## Problem to solve
Show every line containing "JSON" by copying it.

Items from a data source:

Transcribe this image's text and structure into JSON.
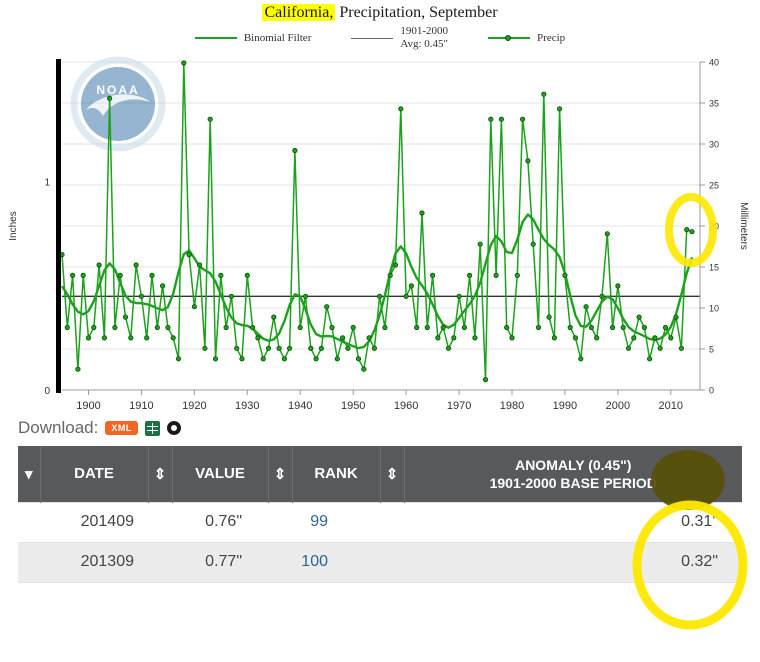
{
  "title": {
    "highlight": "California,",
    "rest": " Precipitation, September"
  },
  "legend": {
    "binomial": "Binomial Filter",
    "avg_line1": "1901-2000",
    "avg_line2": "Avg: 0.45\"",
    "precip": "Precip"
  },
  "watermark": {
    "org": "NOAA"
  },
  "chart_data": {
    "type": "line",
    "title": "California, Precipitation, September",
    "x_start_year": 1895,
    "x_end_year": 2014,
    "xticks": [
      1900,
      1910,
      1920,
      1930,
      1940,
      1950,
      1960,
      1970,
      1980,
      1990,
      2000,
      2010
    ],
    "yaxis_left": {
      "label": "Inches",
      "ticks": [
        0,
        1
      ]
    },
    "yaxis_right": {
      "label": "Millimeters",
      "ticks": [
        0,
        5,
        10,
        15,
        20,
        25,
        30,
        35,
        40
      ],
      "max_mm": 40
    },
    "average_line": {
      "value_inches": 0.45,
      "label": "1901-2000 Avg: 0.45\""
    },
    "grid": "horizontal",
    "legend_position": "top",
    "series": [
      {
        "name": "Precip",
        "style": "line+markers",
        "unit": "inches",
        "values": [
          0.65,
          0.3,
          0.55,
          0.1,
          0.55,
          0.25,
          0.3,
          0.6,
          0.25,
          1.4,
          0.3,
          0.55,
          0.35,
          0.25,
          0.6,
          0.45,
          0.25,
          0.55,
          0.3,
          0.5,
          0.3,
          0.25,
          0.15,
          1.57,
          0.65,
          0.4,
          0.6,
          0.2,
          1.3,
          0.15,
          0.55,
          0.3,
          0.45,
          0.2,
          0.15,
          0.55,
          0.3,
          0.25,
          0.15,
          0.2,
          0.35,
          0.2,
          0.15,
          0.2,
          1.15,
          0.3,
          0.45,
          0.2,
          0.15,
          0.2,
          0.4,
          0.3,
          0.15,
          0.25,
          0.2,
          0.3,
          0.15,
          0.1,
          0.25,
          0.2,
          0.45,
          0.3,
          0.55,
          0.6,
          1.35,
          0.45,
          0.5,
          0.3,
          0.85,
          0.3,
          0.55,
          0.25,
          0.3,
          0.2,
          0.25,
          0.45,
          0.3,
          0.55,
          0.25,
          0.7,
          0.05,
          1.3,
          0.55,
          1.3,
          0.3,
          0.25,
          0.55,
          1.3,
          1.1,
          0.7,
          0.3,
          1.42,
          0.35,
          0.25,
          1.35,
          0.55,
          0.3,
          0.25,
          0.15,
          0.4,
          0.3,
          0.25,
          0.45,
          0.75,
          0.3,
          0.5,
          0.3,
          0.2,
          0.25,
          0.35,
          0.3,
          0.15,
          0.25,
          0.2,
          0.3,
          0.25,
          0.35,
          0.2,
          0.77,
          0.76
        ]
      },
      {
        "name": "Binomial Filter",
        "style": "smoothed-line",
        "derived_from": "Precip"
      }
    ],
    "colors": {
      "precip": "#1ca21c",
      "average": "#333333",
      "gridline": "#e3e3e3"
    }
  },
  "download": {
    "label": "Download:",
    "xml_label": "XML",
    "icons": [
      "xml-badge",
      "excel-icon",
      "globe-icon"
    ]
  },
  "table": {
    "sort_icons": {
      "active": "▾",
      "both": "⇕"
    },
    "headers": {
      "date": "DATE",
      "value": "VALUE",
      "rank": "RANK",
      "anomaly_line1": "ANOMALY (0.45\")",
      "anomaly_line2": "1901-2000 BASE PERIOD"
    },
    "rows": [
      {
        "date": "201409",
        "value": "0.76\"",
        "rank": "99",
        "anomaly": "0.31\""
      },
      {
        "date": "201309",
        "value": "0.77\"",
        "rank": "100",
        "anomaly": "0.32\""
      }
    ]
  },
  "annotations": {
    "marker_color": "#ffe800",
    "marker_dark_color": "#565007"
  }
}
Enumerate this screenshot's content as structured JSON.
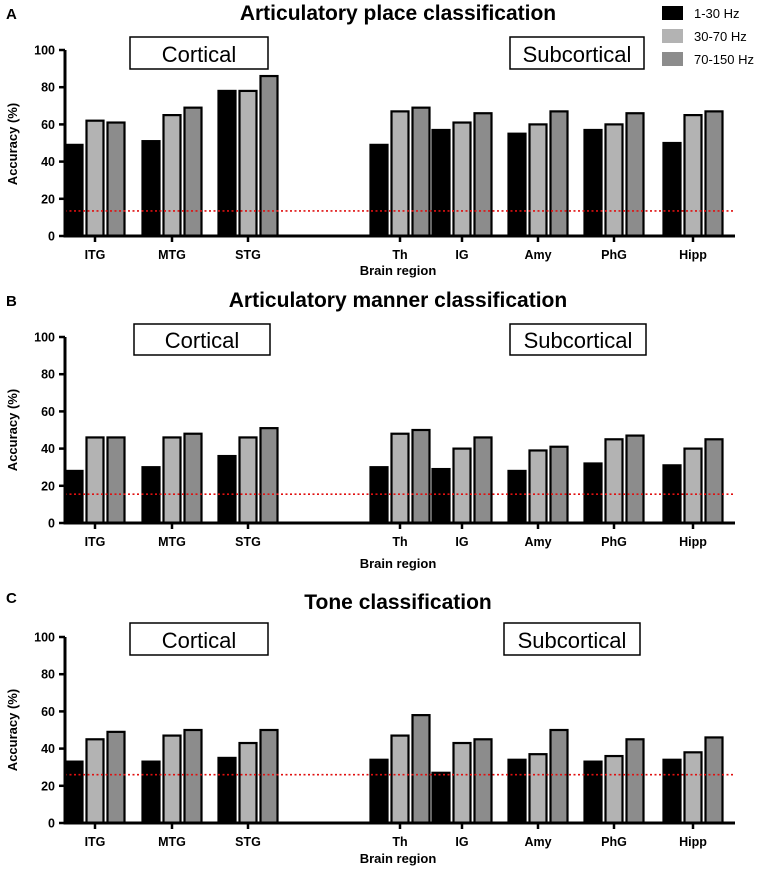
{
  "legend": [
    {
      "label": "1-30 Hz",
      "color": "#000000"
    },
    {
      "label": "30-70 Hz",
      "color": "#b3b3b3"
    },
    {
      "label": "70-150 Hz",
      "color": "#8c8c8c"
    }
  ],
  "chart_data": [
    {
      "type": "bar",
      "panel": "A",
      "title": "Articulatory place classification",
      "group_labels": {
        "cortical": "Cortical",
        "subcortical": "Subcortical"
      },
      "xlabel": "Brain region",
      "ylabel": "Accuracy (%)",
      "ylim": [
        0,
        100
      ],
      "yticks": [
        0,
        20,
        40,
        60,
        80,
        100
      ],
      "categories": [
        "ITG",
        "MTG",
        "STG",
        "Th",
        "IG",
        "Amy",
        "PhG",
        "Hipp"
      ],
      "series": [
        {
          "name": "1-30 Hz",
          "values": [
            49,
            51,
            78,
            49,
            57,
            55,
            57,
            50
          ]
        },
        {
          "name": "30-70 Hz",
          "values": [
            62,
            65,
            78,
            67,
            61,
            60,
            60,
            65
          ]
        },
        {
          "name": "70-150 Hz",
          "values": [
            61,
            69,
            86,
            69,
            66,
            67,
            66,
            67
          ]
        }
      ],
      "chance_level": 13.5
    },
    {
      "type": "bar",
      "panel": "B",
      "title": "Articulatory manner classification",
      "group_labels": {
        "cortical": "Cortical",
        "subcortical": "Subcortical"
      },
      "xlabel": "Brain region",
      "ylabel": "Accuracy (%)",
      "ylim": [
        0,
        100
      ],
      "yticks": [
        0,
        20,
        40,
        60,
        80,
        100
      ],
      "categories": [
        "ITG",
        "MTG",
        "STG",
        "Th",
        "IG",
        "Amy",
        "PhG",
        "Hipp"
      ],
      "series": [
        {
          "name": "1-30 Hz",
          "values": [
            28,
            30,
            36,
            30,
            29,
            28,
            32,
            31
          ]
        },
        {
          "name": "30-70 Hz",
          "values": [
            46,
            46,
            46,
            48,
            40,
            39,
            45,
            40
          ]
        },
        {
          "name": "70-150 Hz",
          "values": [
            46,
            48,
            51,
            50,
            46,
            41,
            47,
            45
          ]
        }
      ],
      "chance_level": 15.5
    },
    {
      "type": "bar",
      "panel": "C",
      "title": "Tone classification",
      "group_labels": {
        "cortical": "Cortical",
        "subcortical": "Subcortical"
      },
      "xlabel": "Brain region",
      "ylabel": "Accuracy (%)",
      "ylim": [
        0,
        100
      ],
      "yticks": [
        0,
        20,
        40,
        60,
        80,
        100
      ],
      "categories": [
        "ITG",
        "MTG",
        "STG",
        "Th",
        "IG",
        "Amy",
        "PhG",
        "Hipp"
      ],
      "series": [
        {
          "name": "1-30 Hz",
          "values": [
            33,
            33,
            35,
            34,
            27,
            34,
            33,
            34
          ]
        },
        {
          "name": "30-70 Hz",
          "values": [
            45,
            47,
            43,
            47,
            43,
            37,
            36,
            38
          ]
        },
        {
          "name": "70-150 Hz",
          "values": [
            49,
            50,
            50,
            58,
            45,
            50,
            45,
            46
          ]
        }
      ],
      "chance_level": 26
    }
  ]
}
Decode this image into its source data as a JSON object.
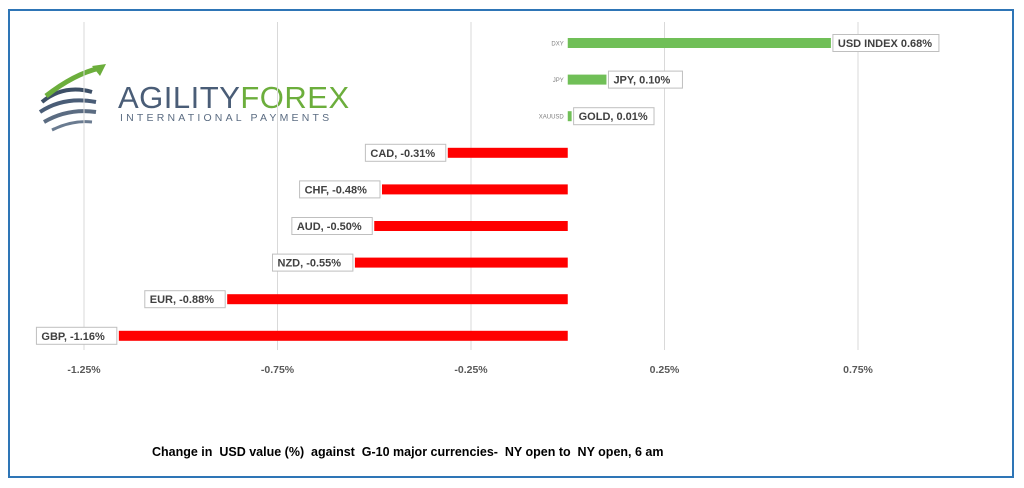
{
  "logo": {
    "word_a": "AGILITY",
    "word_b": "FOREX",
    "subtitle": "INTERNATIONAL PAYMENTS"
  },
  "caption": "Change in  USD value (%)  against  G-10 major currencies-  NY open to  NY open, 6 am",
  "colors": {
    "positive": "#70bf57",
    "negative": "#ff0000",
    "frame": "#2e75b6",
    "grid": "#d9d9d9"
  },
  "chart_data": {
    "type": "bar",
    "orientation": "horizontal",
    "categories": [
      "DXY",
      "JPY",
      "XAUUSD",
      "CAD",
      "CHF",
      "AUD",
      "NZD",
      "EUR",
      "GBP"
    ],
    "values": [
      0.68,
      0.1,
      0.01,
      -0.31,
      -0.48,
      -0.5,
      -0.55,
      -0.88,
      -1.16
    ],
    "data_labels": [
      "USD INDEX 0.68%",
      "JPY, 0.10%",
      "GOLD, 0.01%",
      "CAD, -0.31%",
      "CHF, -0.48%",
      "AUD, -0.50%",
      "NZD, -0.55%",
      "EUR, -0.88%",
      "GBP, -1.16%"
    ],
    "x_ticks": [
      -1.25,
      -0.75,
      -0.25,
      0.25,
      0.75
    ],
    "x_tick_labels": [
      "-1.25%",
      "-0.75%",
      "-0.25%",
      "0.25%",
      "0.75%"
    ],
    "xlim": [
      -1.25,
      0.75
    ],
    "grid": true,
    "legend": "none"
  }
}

## Task answer
Transcribe this image's text and structure into JSON.
Enumerate this screenshot's content as structured JSON.
Decode this image into its source data as a JSON object.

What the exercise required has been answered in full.